──────── Given records
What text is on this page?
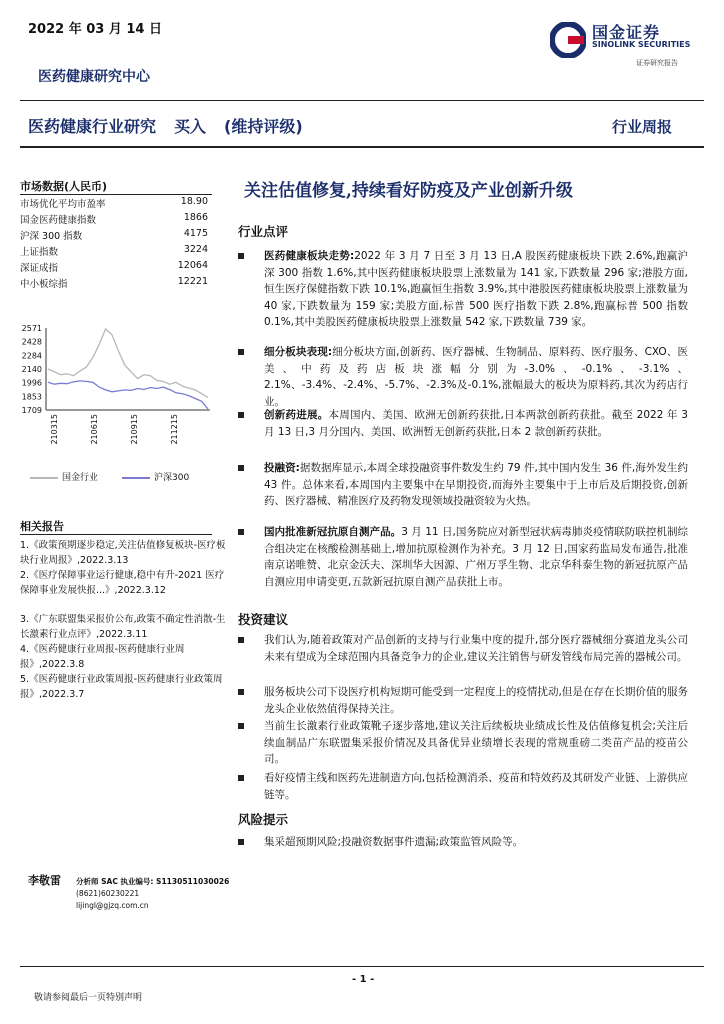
2022 年 03 月 14 日	国金证券
SINOLINK SECURITIES
证券研究报告
医药健康研究中心
医药健康行业研究 买入 (维持评级)	行业周报
市场数据(人民币)
市场优化平均市盈率	18.90
国金医药健康指数	1866
沪深 300 指数	4175
上证指数	3224
深证成指	12064
中小板综指	12221
2571
2428
2284
2140
1996
1853
1709
210315	210615	210915	211215
国金行业	沪深300
相关报告
1.《政策预期逐步稳定,关注估值修复板块-医疗板块行业周报》,2022.3.13
2.《医疗保障事业运行健康,稳中有升-2021 医疗保障事业发展快报...》,2022.3.12
3.《广东联盟集采报价公布,政策不确定性消散-生长激素行业点评》,2022.3.11
4.《医药健康行业周报-医药健康行业周报》,2022.3.8
5.《医药健康行业政策周报-医药健康行业政策周报》,2022.3.7
关注估值修复,持续看好防疫及产业创新升级
行业点评
医药健康板块走势:2022 年 3 月 7 日至 3 月 13 日,A 股医药健康板块下跌 2.6%,跑赢沪深 300 指数 1.6%,其中医药健康板块股票上涨数量为 141 家,下跌数量 296 家;港股方面,恒生医疗保健指数下跌 10.1%,跑赢恒生指数 3.9%,其中港股医药健康板块股票上涨数量为 40 家,下跌数量为 159 家;美股方面,标普 500 医疗指数下跌 2.8%,跑赢标普 500 指数 0.1%,其中美股医药健康板块股票上涨数量 542 家,下跌数量 739 家。
细分板块表现:细分板块方面,创新药、医疗器械、生物制品、原料药、医疗服务、CXO、医美、中药及药店板块涨幅分别为-3.0%、-0.1%、-3.1%、2.1%、-3.4%、-2.4%、-5.7%、-2.3%及-0.1%,涨幅最大的板块为原料药,其次为药店行业。
创新药进展。本周国内、美国、欧洲无创新药获批,日本两款创新药获批。截至 2022 年 3 月 13 日,3 月分国内、美国、欧洲暂无创新药获批,日本 2 款创新药获批。
投融资:据数据库显示,本周全球投融资事件数发生约 79 件,其中国内发生 36 件,海外发生约 43 件。总体来看,本周国内主要集中在早期投资,而海外主要集中于上市后及后期投资,创新药、医疗器械、精准医疗及药物发现领域投融资较为火热。
国内批准新冠抗原自测产品。3 月 11 日,国务院应对新型冠状病毒肺炎疫情联防联控机制综合组决定在核酸检测基础上,增加抗原检测作为补充。3 月 12 日,国家药监局发布通告,批准南京诺唯赞、北京金沃夫、深圳华大因源、广州万孚生物、北京华科泰生物的新冠抗原产品自测应用申请变更,五款新冠抗原自测产品获批上市。
投资建议
我们认为,随着政策对产品创新的支持与行业集中度的提升,部分医疗器械细分赛道龙头公司未来有望成为全球范围内具备竞争力的企业,建议关注销售与研发管线布局完善的器械公司。
服务板块公司下设医疗机构短期可能受到一定程度上的疫情扰动,但是在存在长期价值的服务龙头企业依然值得保持关注。
当前生长激素行业政策靴子逐步落地,建议关注后续板块业绩成长性及估值修复机会;关注后续血制品广东联盟集采报价情况及具备优异业绩增长表现的常规重磅二类苗产品的疫苗公司。
看好疫情主线和医药先进制造方向,包括检测消杀、疫苗和特效药及其研发产业链、上游供应链等。
风险提示
集采超预期风险;投融资数据事件遗漏;政策监管风险等。
李敬雷 分析师 SAC 执业编号: S1130511030026
(8621)60230221
lijingl@gjzq.com.cn
- 1 -
敬请参阅最后一页特别声明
────────────────
## Stated exercise
Retype each record exactly as it stands, but do not include the pictures.

## Solution to this exercise
What text is on this page?
2022 年 03 月 14 日	国金证券
SINOLINK SECURITIES
证券研究报告
医药健康研究中心
医药健康行业研究 买入 (维持评级)	行业周报
市场数据(人民币)
市场优化平均市盈率	18.90
国金医药健康指数	1866
沪深 300 指数	4175
上证指数	3224
深证成指	12064
中小板综指	12221
2571
2428
2284
2140
1996
1853
1709
210315	210615	210915	211215
国金行业	沪深300
相关报告
1.《政策预期逐步稳定,关注估值修复板块-医疗板块行业周报》,2022.3.13
2.《医疗保障事业运行健康,稳中有升-2021 医疗保障事业发展快报...》,2022.3.12
3.《广东联盟集采报价公布,政策不确定性消散-生长激素行业点评》,2022.3.11
4.《医药健康行业周报-医药健康行业周报》,2022.3.8
5.《医药健康行业政策周报-医药健康行业政策周报》,2022.3.7
关注估值修复,持续看好防疫及产业创新升级
行业点评
医药健康板块走势:2022 年 3 月 7 日至 3 月 13 日,A 股医药健康板块下跌 2.6%,跑赢沪深 300 指数 1.6%,其中医药健康板块股票上涨数量为 141 家,下跌数量 296 家;港股方面,恒生医疗保健指数下跌 10.1%,跑赢恒生指数 3.9%,其中港股医药健康板块股票上涨数量为 40 家,下跌数量为 159 家;美股方面,标普 500 医疗指数下跌 2.8%,跑赢标普 500 指数 0.1%,其中美股医药健康板块股票上涨数量 542 家,下跌数量 739 家。
细分板块表现:细分板块方面,创新药、医疗器械、生物制品、原料药、医疗服务、CXO、医美、中药及药店板块涨幅分别为-3.0%、-0.1%、-3.1%、2.1%、-3.4%、-2.4%、-5.7%、-2.3%及-0.1%,涨幅最大的板块为原料药,其次为药店行业。
创新药进展。本周国内、美国、欧洲无创新药获批,日本两款创新药获批。截至 2022 年 3 月 13 日,3 月分国内、美国、欧洲暂无创新药获批,日本 2 款创新药获批。
投融资:据数据库显示,本周全球投融资事件数发生约 79 件,其中国内发生 36 件,海外发生约 43 件。总体来看,本周国内主要集中在早期投资,而海外主要集中于上市后及后期投资,创新药、医疗器械、精准医疗及药物发现领域投融资较为火热。
国内批准新冠抗原自测产品。3 月 11 日,国务院应对新型冠状病毒肺炎疫情联防联控机制综合组决定在核酸检测基础上,增加抗原检测作为补充。3 月 12 日,国家药监局发布通告,批准南京诺唯赞、北京金沃夫、深圳华大因源、广州万孚生物、北京华科泰生物的新冠抗原产品自测应用申请变更,五款新冠抗原自测产品获批上市。
投资建议
我们认为,随着政策对产品创新的支持与行业集中度的提升,部分医疗器械细分赛道龙头公司未来有望成为全球范围内具备竞争力的企业,建议关注销售与研发管线布局完善的器械公司。
服务板块公司下设医疗机构短期可能受到一定程度上的疫情扰动,但是在存在长期价值的服务龙头企业依然值得保持关注。
当前生长激素行业政策靴子逐步落地,建议关注后续板块业绩成长性及估值修复机会;关注后续血制品广东联盟集采报价情况及具备优异业绩增长表现的常规重磅二类苗产品的疫苗公司。
看好疫情主线和医药先进制造方向,包括检测消杀、疫苗和特效药及其研发产业链、上游供应链等。
风险提示
集采超预期风险;投融资数据事件遗漏;政策监管风险等。
李敬雷 分析师 SAC 执业编号: S1130511030026
(8621)60230221
lijingl@gjzq.com.cn
- 1 -
敬请参阅最后一页特别声明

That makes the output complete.